#### EXERCISE PASSAGE:
- - -
Keeping OHS safe from COVID-19 requires a lot of work


Avery Neal

Mr. Brian Brennan spends a lot of his time working on contact tracing to keep the school safe.

With COVID-19 playing a big role in this school year, contact tracing has been a priority to keep everyone safe. Now that most students are back on campus five days a week, plenty of people are still being quarantined. Although the cases are going down and more people are getting vaccinated, there are still many challenges.

 “It is very challenging for students and teachers,” said senior principal Brian Brennan. “It is hard for the teachers to teach in both in person and virtual formats at the same time. There are many who are also involved in extracurricular activities that they cannot participate in for the period of time they are off campus. That is very frustrating for people as well.” 

In the week of April 26 through May 2, there were six new positive cases in the building, and 57 students were told to remain off campus. That still sounds high, but it is a step forward compared to what it used to be. In the month of February, 139 students and staff were told to remain off campus, the most of the year. 

Since returning to school in January, contact tracing began to help keep everyone safe. To date, OHS has had 762 instances of students being either positive or being exposed to a primary case. Each day, the numbers differ. With all of the chaos going on with the pandemic, it’s hard to imagine the headaches and struggle the students, principals, nurses, and teachers go through.

“We are trying to encourage high schoolers to really be in tune with their health this year,” said OHS nurse Colleen Stebe. “Do your health screening each morning before you come to school, and be honest with the health room nurses about your health and lifestyle.”

Contact tracing has also kept the principals busy. 

“Some of the scenarios we have encountered while tracing have been frustrating,” Brennan said.  “I would hope people would be more considerate of others when they are symptomatic. We have had quite a few students who we had to quarantine because someone came to school even though they were experiencing symptoms. It is really challenging for teachers when they have students in both formats. Trying to keep everyone engaged and active is a real challenge.”
- - -
#### GIVEN INFORMATION:
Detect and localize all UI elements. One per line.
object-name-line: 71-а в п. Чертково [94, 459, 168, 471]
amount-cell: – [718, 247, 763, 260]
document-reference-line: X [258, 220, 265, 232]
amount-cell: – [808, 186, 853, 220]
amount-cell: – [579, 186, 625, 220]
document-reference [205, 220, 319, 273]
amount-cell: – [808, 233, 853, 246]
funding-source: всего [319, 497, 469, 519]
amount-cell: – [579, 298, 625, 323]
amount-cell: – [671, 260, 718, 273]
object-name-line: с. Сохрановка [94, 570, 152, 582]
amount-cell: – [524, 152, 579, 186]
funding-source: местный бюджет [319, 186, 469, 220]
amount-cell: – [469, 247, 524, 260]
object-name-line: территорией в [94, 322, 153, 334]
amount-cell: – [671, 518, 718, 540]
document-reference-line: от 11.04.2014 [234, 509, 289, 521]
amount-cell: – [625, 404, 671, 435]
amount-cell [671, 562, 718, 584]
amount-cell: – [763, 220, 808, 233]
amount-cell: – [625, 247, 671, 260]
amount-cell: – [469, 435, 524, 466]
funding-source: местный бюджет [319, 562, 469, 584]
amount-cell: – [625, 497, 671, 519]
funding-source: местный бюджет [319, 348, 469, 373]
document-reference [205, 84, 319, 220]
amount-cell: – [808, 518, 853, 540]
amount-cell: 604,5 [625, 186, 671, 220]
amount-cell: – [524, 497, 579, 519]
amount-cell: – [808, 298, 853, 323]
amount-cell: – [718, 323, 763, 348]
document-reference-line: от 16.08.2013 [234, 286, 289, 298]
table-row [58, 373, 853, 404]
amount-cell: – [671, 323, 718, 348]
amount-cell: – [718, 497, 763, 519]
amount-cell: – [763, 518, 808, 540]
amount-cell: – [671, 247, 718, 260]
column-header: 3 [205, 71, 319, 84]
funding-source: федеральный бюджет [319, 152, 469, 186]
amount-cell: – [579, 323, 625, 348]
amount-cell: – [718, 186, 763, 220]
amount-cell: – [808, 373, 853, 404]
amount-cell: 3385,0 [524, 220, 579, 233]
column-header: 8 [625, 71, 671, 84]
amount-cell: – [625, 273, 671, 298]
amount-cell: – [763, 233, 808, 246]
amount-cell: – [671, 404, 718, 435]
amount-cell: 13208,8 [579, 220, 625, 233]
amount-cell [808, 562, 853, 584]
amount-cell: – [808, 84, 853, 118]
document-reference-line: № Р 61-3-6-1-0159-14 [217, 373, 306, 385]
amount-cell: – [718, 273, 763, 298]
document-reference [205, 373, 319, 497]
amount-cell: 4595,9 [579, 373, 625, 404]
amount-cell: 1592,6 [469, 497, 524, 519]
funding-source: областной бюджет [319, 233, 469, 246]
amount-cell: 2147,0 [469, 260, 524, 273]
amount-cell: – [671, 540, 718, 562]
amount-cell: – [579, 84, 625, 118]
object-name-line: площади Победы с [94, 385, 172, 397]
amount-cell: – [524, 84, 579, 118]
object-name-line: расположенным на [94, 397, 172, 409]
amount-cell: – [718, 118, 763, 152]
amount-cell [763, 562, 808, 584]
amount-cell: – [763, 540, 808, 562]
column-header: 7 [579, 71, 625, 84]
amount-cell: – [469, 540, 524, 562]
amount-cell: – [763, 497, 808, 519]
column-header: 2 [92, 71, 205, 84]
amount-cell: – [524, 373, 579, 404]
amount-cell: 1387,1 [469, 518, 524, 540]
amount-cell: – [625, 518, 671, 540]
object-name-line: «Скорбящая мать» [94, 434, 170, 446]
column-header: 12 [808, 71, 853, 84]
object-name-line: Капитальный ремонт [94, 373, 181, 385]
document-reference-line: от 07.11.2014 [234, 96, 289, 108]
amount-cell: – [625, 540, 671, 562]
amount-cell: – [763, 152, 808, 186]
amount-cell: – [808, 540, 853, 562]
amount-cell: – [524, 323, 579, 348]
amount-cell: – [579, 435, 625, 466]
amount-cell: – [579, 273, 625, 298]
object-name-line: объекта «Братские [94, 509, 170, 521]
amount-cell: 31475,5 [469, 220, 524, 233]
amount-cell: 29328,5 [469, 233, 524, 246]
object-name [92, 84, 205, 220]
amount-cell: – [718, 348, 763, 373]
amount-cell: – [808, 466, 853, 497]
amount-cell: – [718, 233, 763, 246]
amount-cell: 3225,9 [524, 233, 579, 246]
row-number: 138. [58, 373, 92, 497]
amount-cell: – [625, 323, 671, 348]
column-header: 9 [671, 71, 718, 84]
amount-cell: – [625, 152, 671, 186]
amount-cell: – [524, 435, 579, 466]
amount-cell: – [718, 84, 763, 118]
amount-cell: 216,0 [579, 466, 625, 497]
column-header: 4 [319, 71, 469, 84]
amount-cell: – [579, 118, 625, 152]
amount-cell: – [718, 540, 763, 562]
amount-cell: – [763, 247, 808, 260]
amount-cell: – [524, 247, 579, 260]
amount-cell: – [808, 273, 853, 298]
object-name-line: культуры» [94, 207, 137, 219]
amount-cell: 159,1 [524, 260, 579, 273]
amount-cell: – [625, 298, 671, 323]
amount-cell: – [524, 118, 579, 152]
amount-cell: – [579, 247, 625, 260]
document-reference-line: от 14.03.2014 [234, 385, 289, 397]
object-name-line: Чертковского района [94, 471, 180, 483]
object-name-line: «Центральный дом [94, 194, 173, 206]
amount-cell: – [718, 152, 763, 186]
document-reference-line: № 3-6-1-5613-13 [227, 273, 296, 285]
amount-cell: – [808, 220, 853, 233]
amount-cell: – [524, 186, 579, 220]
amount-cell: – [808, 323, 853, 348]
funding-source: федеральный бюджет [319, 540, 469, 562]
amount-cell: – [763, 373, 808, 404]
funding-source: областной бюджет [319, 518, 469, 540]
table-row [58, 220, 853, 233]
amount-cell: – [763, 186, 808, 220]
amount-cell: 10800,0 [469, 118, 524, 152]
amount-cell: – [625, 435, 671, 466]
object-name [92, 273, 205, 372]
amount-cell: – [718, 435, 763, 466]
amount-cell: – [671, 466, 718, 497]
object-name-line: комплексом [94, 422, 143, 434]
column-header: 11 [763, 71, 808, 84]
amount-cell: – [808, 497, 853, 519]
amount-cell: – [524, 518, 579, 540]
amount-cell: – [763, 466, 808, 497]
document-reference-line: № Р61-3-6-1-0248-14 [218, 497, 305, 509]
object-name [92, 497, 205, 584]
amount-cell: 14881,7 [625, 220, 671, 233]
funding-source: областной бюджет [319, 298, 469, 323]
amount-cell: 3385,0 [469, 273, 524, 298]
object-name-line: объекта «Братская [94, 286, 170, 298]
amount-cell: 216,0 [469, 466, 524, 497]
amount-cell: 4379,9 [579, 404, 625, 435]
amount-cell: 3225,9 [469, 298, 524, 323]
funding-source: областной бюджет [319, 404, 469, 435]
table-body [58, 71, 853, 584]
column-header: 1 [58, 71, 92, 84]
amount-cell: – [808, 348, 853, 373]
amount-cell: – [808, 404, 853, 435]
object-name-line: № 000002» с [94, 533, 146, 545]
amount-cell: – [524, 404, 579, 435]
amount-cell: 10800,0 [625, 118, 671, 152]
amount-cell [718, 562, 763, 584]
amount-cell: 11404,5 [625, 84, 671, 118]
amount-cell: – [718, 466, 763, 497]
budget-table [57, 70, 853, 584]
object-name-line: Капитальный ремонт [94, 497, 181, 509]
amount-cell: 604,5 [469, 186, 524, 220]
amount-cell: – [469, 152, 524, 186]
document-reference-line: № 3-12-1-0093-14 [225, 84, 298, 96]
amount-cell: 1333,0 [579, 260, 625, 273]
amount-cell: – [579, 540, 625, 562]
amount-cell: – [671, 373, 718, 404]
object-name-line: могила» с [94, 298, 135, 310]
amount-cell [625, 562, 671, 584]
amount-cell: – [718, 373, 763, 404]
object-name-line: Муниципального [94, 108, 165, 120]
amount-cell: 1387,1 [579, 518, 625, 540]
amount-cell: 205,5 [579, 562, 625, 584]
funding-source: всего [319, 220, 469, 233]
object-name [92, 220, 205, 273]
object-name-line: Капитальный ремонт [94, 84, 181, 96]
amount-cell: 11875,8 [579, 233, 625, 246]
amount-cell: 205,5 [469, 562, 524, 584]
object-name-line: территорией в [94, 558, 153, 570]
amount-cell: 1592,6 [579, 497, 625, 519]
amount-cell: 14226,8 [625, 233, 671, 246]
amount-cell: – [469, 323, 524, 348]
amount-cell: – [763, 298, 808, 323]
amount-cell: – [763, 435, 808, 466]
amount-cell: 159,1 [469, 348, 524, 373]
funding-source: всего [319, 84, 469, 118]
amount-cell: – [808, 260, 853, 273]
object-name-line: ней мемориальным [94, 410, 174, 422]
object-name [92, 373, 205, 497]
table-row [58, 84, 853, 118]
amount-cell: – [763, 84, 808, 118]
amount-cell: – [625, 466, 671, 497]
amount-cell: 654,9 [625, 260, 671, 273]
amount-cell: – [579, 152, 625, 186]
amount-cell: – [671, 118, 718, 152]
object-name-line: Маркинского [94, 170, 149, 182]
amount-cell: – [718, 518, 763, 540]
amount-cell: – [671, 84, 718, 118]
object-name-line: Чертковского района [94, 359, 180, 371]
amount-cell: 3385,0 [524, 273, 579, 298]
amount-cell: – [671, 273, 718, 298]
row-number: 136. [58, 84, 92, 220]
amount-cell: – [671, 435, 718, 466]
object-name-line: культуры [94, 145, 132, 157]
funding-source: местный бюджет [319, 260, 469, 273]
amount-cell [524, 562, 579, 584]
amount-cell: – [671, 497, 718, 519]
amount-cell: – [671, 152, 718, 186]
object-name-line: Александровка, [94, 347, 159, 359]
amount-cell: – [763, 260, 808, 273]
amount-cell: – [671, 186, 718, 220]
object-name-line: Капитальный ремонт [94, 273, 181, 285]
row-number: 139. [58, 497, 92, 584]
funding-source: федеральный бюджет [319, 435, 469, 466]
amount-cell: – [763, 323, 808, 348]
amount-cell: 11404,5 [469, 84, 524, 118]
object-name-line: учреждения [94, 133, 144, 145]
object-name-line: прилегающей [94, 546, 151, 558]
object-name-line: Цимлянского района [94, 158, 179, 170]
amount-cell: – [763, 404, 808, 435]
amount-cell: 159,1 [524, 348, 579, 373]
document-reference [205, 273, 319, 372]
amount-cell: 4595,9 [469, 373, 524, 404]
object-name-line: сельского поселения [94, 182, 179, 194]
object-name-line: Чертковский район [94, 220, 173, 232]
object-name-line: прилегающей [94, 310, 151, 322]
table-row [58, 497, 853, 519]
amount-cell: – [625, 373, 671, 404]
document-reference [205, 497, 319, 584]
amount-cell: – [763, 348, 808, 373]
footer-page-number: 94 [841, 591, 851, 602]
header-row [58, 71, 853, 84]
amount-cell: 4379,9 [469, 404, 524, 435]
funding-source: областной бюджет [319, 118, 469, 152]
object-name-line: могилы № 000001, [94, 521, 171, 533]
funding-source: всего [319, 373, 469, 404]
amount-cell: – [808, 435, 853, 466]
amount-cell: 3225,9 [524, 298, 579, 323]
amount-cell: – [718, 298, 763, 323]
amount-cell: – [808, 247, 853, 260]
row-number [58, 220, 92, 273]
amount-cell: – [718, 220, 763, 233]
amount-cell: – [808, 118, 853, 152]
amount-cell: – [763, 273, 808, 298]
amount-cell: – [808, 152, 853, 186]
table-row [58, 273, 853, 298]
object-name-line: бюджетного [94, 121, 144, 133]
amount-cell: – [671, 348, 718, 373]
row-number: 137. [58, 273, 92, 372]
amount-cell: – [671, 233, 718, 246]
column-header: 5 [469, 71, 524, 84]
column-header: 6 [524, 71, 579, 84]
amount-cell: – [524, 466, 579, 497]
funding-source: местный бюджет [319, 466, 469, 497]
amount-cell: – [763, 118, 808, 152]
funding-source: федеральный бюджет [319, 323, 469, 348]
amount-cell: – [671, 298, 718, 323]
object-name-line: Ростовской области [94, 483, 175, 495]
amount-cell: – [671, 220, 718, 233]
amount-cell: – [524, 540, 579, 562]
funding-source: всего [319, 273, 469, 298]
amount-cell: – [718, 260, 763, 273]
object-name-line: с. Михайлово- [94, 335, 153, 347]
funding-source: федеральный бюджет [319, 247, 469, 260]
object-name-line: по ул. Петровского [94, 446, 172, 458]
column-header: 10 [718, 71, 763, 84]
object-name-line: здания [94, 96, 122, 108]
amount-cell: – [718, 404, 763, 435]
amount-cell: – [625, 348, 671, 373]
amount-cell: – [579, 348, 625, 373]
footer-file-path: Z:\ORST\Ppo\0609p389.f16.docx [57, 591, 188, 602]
- - -
#### TASKS AND EXERCISES:
- A) In the article on contact tracing at OHS, list the groups named in the sentence about "the headaches and struggle" during the pandemic.
- B) Rewrite the paragraph of the article on contact tracing at OHS that begins "In the week of April 26" as one shorter sentence, keeping its figures.
- C) Continue the article on contact tracing at OHS after its last sentence.
The data are separate material from the article on contact tracing at OHS.

#### TASK-BY-TASK ANSWERS:
- A) students, principals, nurses, teachers

- B) From April 26 through May 2 there were six new positive cases and 57 students kept off campus, down from February's high of 139 students and staff.

- C)
We want kids to be in school learning. COVID does cause multiple frustrations such as having to quarantine due to exposures, but the guidelines are there to keep us in person, learning, and healthy.

— Colleen Stebe

“We want kids to be in school learning,” Stebe added. “COVID does cause multiple frustrations such as having to quarantine due to exposures, but the guidelines are there to keep us in person, learning, and healthy. If students appear sick this year, we have to be extra cautious in sending those students home and encourage them to see a physician before they can return to school to help keep everyone safe and in school.”

Mehlville School District superintendent Dr. Chris Gaines recently sent an email updating the contact tracing guidelines. “Currently, students are asked to remain off campus for 10 days if they are identified as a close contact to someone who tests positive for COVID-19,” the email states. “A close contact is anyone who during the course of a day spends a combined 15 minutes within six feet of someone with COVID-19. Starting today, there will be modifications to that protocol.

“Under new St. Louis County guidance, students who are identified as close contacts may be able to continue to attend school if all of these conditions are met: 

  1.  The student was identified as a close contact following an exposure at school. Students may not attend school during their quarantine period if they were in close contact with someone with COVID-19 outside of school.

  2. The person who was positive for COVID-19 did not exhibit respiratory symptoms while at school.

  3. The positive individual and the close contact were both wearing face coverings or were socially distanced.

  4. The close contact does not have symptoms,” Gaines stated.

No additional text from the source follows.